Stored rows start
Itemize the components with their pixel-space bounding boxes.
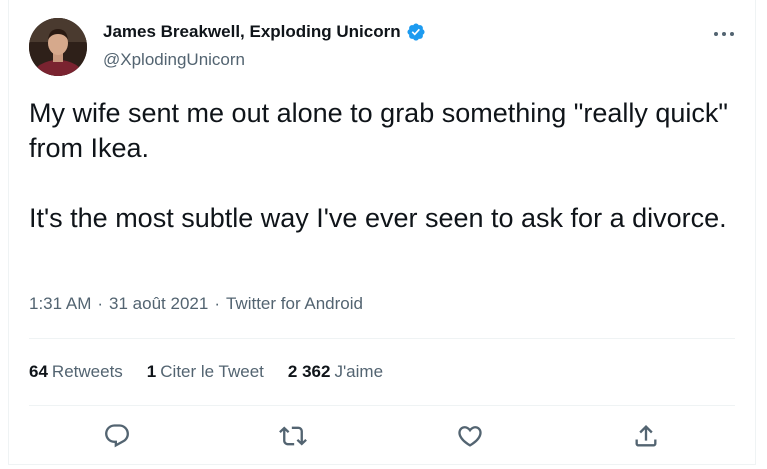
- author-display-name[interactable]: James Breakwell, Exploding Unicorn: [103, 22, 401, 42]
- tweet-card: James Breakwell, Exploding Unicorn @Xplo…: [8, 0, 756, 465]
- quotes-label: Citer le Tweet: [160, 362, 264, 381]
- meta-separator: ·: [97, 294, 104, 313]
- divider: [29, 338, 735, 339]
- tweet-date[interactable]: 31 août 2021: [109, 294, 208, 314]
- avatar-image: [29, 18, 87, 76]
- tweet-meta: 1:31 AM · 31 août 2021 · Twitter for And…: [29, 294, 363, 314]
- more-options-button[interactable]: [709, 22, 739, 46]
- divider: [29, 405, 735, 406]
- retweet-icon: [279, 426, 307, 446]
- retweet-button[interactable]: [279, 422, 307, 450]
- reply-button[interactable]: [103, 422, 131, 450]
- likes-stat[interactable]: 2 362 J'aime: [288, 362, 383, 382]
- quotes-count: 1: [146, 362, 157, 381]
- tweet-text: My wife sent me out alone to grab someth…: [29, 98, 729, 233]
- like-button[interactable]: [456, 422, 484, 450]
- meta-separator: ·: [214, 294, 220, 313]
- share-icon: [635, 425, 657, 447]
- likes-label: J'aime: [334, 362, 384, 381]
- likes-count: 2 362: [287, 362, 331, 381]
- retweets-stat[interactable]: 64 Retweets: [29, 362, 123, 382]
- retweets-count: 64: [29, 362, 48, 381]
- author-name-row: James Breakwell, Exploding Unicorn: [103, 22, 426, 42]
- verified-badge-icon: [407, 23, 425, 41]
- avatar[interactable]: [29, 18, 87, 76]
- tweet-time[interactable]: 1:31 AM: [29, 294, 91, 314]
- quotes-stat[interactable]: 1 Citer le Tweet: [147, 362, 264, 382]
- share-button[interactable]: [632, 422, 660, 450]
- author-handle[interactable]: @XplodingUnicorn: [103, 50, 245, 70]
- tweet-stats: 64 Retweets 1 Citer le Tweet 2 362 J'aime: [29, 362, 383, 382]
- tweet-source[interactable]: Twitter for Android: [226, 294, 363, 314]
- reply-icon: [105, 424, 129, 448]
- tweet-actions: [29, 416, 735, 456]
- more-icon: [714, 32, 734, 36]
- retweets-label: Retweets: [51, 362, 123, 381]
- like-icon: [458, 426, 482, 447]
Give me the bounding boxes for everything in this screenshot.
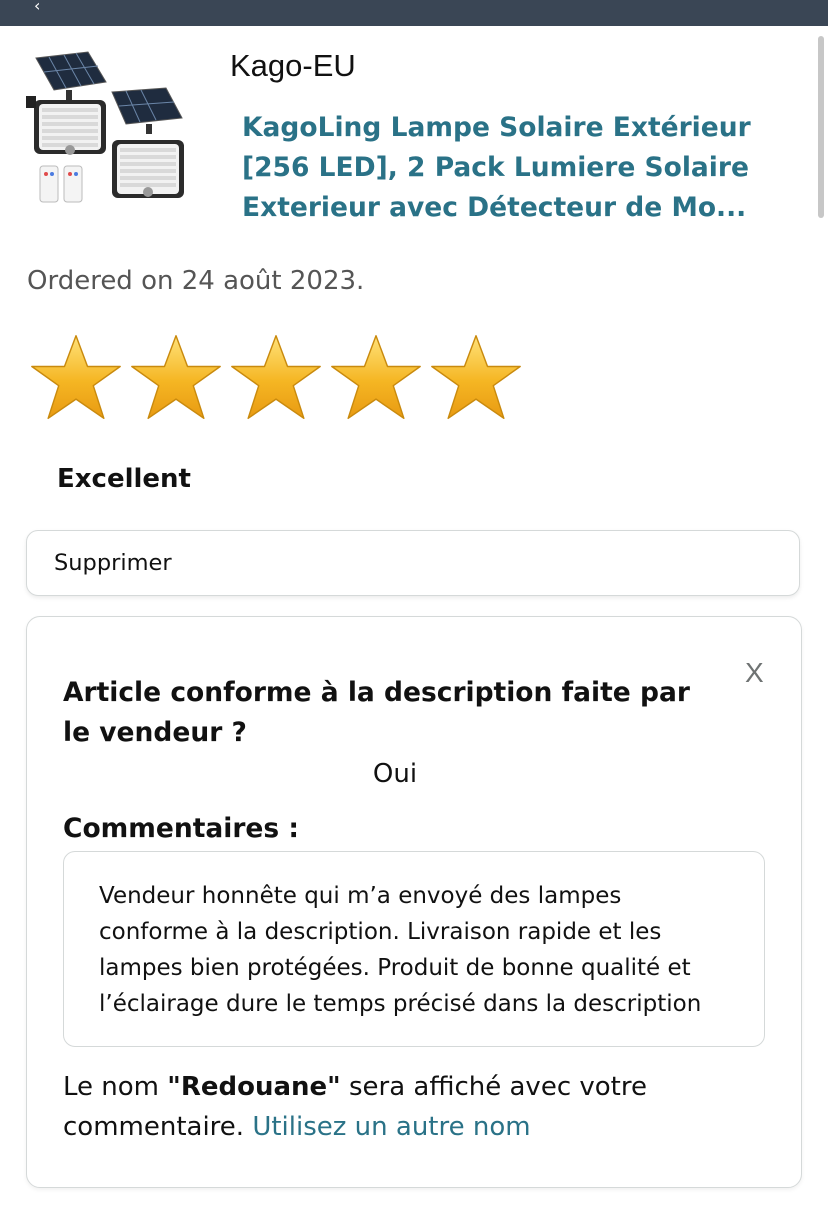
comments-label: Commentaires : bbox=[63, 813, 299, 844]
display-name-note: Le nom "Redouane" sera affiché avec votr… bbox=[63, 1067, 763, 1147]
seller-name: Kago-EU bbox=[230, 48, 356, 83]
star-icon[interactable] bbox=[228, 330, 324, 426]
name-note-prefix: Le nom bbox=[63, 1072, 168, 1102]
top-bar: ‹ bbox=[0, 0, 828, 26]
product-image[interactable] bbox=[26, 48, 188, 208]
product-title-link[interactable]: KagoLing Lampe Solaire Extérieur [256 LE… bbox=[242, 108, 802, 228]
seller-feedback-card: X Article conforme à la description fait… bbox=[26, 616, 802, 1188]
scrollbar[interactable] bbox=[818, 36, 824, 218]
feedback-question: Article conforme à la description faite … bbox=[63, 677, 690, 748]
star-icon[interactable] bbox=[328, 330, 424, 426]
rating-label: Excellent bbox=[57, 464, 191, 494]
delete-button[interactable]: Supprimer bbox=[26, 530, 800, 596]
star-icon[interactable] bbox=[428, 330, 524, 426]
chevron-left-icon[interactable]: ‹ bbox=[34, 0, 40, 15]
remote-control-icon bbox=[39, 165, 83, 203]
order-date: Ordered on 24 août 2023. bbox=[27, 266, 365, 296]
solar-panel-icon bbox=[35, 51, 107, 100]
use-other-name-link[interactable]: Utilisez un autre nom bbox=[252, 1112, 530, 1142]
feedback-answer: Oui bbox=[372, 759, 418, 789]
comment-text-area[interactable]: Vendeur honnête qui m’a envoyé des lampe… bbox=[63, 851, 765, 1047]
lamp-icon bbox=[112, 140, 184, 198]
lamp-icon bbox=[26, 96, 106, 155]
star-icon[interactable] bbox=[28, 330, 124, 426]
display-name: "Redouane" bbox=[167, 1072, 341, 1102]
star-icon[interactable] bbox=[128, 330, 224, 426]
solar-panel-icon bbox=[111, 87, 183, 134]
close-icon[interactable]: X bbox=[745, 657, 764, 689]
Stored rows end
- _Aim_
Can you reproduce all of the lines above word for word, leaving out the pictures?

- _Response below_
Itemize the components with their pixel-space bounding boxes.
- author-display-name[interactable]: James Breakwell, Exploding Unicorn: [103, 22, 401, 42]
- tweet-card: James Breakwell, Exploding Unicorn @Xplo…: [8, 0, 756, 465]
- quotes-label: Citer le Tweet: [160, 362, 264, 381]
- meta-separator: ·: [97, 294, 104, 313]
- divider: [29, 338, 735, 339]
- tweet-date[interactable]: 31 août 2021: [109, 294, 208, 314]
- avatar-image: [29, 18, 87, 76]
- tweet-meta: 1:31 AM · 31 août 2021 · Twitter for And…: [29, 294, 363, 314]
- more-options-button[interactable]: [709, 22, 739, 46]
- divider: [29, 405, 735, 406]
- retweet-icon: [279, 426, 307, 446]
- retweet-button[interactable]: [279, 422, 307, 450]
- reply-button[interactable]: [103, 422, 131, 450]
- likes-stat[interactable]: 2 362 J'aime: [288, 362, 383, 382]
- quotes-count: 1: [146, 362, 157, 381]
- tweet-text: My wife sent me out alone to grab someth…: [29, 98, 729, 233]
- like-button[interactable]: [456, 422, 484, 450]
- meta-separator: ·: [214, 294, 220, 313]
- share-icon: [635, 425, 657, 447]
- likes-label: J'aime: [334, 362, 384, 381]
- likes-count: 2 362: [287, 362, 331, 381]
- retweets-stat[interactable]: 64 Retweets: [29, 362, 123, 382]
- retweets-count: 64: [29, 362, 48, 381]
- author-name-row: James Breakwell, Exploding Unicorn: [103, 22, 426, 42]
- verified-badge-icon: [407, 23, 425, 41]
- avatar[interactable]: [29, 18, 87, 76]
- tweet-time[interactable]: 1:31 AM: [29, 294, 91, 314]
- quotes-stat[interactable]: 1 Citer le Tweet: [147, 362, 264, 382]
- share-button[interactable]: [632, 422, 660, 450]
- author-handle[interactable]: @XplodingUnicorn: [103, 50, 245, 70]
- tweet-stats: 64 Retweets 1 Citer le Tweet 2 362 J'aime: [29, 362, 383, 382]
- tweet-source[interactable]: Twitter for Android: [226, 294, 363, 314]
- reply-icon: [105, 424, 129, 448]
- tweet-actions: [29, 416, 735, 456]
- more-icon: [714, 32, 734, 36]
- retweets-label: Retweets: [51, 362, 123, 381]
- like-icon: [458, 426, 482, 447]
Give me the bounding boxes for everything in this screenshot.
comments-label: Commentaires : bbox=[63, 813, 299, 844]
display-name-note: Le nom "Redouane" sera affiché avec votr… bbox=[63, 1067, 763, 1147]
seller-name: Kago-EU bbox=[230, 48, 356, 83]
star-icon[interactable] bbox=[228, 330, 324, 426]
name-note-prefix: Le nom bbox=[63, 1072, 168, 1102]
top-bar: ‹ bbox=[0, 0, 828, 26]
product-image[interactable] bbox=[26, 48, 188, 208]
product-title-link[interactable]: KagoLing Lampe Solaire Extérieur [256 LE… bbox=[242, 108, 802, 228]
seller-feedback-card: X Article conforme à la description fait… bbox=[26, 616, 802, 1188]
scrollbar[interactable] bbox=[818, 36, 824, 218]
feedback-question: Article conforme à la description faite … bbox=[63, 677, 690, 748]
star-icon[interactable] bbox=[328, 330, 424, 426]
rating-label: Excellent bbox=[57, 464, 191, 494]
delete-button[interactable]: Supprimer bbox=[26, 530, 800, 596]
star-icon[interactable] bbox=[428, 330, 524, 426]
chevron-left-icon[interactable]: ‹ bbox=[34, 0, 40, 15]
remote-control-icon bbox=[39, 165, 83, 203]
order-date: Ordered on 24 août 2023. bbox=[27, 266, 365, 296]
solar-panel-icon bbox=[35, 51, 107, 100]
use-other-name-link[interactable]: Utilisez un autre nom bbox=[252, 1112, 530, 1142]
feedback-answer: Oui bbox=[372, 759, 418, 789]
comment-text-area[interactable]: Vendeur honnête qui m’a envoyé des lampe… bbox=[63, 851, 765, 1047]
lamp-icon bbox=[112, 140, 184, 198]
lamp-icon bbox=[26, 96, 106, 155]
star-icon[interactable] bbox=[28, 330, 124, 426]
display-name: "Redouane" bbox=[167, 1072, 341, 1102]
star-icon[interactable] bbox=[128, 330, 224, 426]
solar-panel-icon bbox=[111, 87, 183, 134]
close-icon[interactable]: X bbox=[745, 657, 764, 689]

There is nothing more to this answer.